**WORK INSTRUCTIONS**
Copy out, from the entries below, each line holding the string "Lirası".

**MATERIAL PROVIDED**
———

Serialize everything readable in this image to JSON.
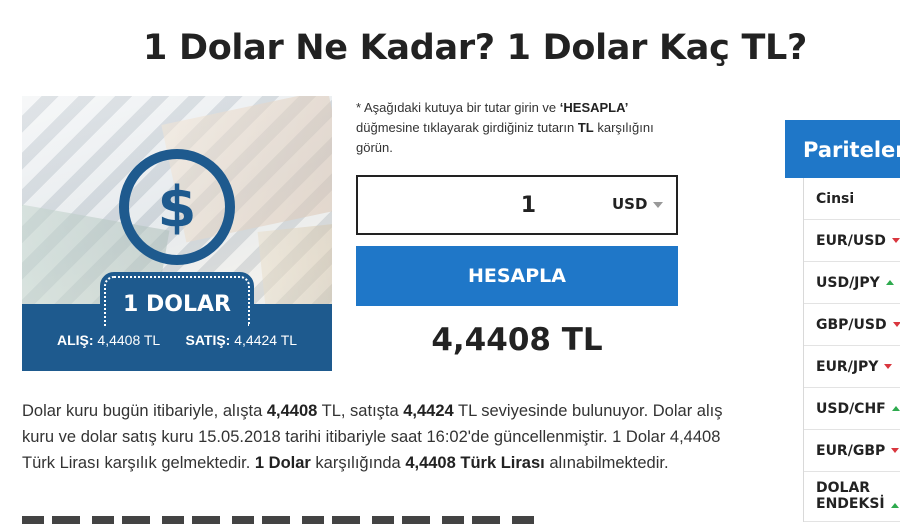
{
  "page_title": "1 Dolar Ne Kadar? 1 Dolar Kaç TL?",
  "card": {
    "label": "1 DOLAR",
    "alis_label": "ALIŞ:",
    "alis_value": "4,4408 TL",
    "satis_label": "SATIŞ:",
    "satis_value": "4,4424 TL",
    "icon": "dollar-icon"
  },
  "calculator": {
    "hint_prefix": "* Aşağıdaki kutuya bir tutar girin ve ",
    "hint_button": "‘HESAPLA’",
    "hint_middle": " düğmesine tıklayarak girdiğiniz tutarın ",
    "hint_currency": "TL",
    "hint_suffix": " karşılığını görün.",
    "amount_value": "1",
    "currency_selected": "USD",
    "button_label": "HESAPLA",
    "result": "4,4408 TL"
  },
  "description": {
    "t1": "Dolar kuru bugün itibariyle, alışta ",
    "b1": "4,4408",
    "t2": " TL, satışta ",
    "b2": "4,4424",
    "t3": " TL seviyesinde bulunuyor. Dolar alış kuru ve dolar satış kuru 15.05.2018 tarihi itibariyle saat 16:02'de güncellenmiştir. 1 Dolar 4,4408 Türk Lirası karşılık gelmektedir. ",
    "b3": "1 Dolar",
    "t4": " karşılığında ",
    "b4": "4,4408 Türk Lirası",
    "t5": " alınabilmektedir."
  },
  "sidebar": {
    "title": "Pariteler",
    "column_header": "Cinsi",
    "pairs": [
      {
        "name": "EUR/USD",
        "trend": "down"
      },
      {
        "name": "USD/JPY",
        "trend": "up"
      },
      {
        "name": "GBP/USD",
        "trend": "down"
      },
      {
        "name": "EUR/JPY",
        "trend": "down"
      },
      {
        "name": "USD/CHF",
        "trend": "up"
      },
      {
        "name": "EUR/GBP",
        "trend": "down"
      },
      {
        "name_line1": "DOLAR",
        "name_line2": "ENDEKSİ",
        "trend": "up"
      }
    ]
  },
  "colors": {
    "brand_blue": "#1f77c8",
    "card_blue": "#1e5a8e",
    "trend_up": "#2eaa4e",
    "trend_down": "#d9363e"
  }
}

———

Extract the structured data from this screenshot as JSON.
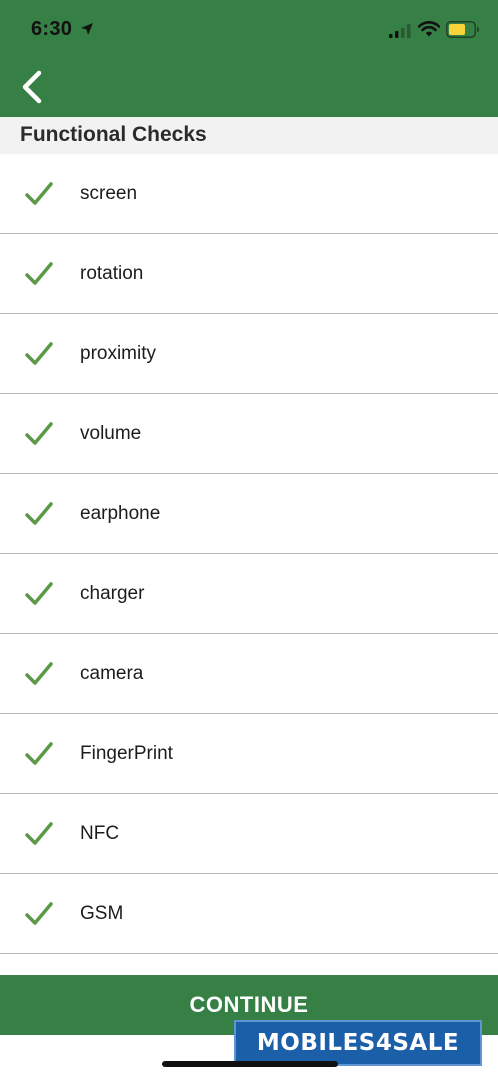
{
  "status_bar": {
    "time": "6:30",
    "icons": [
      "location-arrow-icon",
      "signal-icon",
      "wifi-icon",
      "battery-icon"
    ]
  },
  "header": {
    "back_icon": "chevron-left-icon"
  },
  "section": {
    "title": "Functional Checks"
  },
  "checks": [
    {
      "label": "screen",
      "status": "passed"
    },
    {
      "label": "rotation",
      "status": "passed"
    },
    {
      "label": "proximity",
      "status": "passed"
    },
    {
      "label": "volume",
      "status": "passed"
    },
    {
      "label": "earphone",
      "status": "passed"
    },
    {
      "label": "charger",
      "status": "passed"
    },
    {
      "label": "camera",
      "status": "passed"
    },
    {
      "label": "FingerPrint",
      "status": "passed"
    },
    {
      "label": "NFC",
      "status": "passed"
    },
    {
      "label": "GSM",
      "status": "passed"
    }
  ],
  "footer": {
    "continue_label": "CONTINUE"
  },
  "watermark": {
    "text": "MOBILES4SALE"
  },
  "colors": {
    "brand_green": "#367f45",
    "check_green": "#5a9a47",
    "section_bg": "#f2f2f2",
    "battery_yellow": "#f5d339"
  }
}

———

**FULL OUTPUT**
    "t3": " TL seviyesinde bulunuyor. Dolar alış kuru ve dolar satış kuru 15.05.2018 tarihi itibariyle saat 16:02'de güncellenmiştir. 1 Dolar 4,4408 Türk Lirası karşılık gelmektedir. ",
    "b4": "4,4408 Türk Lirası",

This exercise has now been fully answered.